Stated problem
Your answer should be a single number: how many lines in the data below hold the string "color".

Records shown
-------
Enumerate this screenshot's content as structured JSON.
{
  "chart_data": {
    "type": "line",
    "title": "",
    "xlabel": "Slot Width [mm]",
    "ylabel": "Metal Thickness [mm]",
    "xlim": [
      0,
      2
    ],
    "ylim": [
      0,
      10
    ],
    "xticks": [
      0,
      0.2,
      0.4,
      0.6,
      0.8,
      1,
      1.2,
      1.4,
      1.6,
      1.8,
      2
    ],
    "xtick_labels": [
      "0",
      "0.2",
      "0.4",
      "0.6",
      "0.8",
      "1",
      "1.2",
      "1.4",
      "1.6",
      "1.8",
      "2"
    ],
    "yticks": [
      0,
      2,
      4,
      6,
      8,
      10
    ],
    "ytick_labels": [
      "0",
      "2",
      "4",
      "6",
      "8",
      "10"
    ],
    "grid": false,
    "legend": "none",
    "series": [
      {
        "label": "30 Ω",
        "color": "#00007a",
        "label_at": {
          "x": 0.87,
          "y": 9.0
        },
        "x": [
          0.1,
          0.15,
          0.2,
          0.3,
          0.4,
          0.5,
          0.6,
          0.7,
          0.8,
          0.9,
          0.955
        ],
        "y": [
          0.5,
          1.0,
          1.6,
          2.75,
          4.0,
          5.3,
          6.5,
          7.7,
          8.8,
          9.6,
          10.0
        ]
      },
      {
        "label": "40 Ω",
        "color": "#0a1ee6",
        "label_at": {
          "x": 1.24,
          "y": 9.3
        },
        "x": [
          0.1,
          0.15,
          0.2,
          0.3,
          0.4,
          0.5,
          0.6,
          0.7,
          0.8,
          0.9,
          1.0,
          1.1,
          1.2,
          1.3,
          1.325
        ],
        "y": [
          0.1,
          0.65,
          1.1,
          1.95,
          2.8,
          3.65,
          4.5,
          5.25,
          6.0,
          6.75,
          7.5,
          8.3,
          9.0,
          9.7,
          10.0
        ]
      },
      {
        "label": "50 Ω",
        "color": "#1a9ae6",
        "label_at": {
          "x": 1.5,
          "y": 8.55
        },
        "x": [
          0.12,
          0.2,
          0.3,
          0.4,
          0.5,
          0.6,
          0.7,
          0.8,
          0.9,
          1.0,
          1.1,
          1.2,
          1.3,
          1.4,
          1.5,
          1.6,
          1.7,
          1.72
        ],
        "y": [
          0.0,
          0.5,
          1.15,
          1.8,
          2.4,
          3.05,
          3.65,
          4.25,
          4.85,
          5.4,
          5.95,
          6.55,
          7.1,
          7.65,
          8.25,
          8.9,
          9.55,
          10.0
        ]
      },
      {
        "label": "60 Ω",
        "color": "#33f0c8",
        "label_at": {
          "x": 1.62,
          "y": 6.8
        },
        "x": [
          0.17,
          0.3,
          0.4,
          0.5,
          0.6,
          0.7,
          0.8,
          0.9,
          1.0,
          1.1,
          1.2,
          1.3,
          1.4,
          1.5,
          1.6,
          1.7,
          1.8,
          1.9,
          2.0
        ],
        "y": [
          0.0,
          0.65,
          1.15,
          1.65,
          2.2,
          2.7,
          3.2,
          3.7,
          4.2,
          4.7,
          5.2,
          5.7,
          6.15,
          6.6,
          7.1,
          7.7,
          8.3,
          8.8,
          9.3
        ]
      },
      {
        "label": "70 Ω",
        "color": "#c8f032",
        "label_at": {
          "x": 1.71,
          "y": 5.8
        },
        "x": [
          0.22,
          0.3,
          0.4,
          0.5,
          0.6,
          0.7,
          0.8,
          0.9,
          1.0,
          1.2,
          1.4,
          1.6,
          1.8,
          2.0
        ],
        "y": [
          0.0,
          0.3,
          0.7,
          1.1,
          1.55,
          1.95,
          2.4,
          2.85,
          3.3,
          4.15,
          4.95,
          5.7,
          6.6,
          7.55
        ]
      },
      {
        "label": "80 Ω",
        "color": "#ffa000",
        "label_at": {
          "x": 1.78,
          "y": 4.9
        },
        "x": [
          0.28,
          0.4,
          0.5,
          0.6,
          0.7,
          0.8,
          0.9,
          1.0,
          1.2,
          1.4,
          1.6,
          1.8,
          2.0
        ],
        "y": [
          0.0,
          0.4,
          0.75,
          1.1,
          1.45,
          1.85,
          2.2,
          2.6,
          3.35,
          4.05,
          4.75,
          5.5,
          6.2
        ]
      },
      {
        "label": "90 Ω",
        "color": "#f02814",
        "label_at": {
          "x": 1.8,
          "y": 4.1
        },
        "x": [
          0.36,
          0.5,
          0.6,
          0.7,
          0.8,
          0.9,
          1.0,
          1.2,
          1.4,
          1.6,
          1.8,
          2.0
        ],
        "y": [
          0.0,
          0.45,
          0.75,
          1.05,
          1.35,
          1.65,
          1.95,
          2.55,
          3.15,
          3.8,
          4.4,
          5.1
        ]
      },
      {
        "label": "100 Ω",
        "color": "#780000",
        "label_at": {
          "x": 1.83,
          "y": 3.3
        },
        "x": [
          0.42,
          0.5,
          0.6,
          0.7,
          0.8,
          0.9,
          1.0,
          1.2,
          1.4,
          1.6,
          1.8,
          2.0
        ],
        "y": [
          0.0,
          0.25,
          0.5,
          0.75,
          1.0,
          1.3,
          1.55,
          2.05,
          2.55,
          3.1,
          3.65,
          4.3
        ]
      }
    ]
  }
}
-------
Solution
8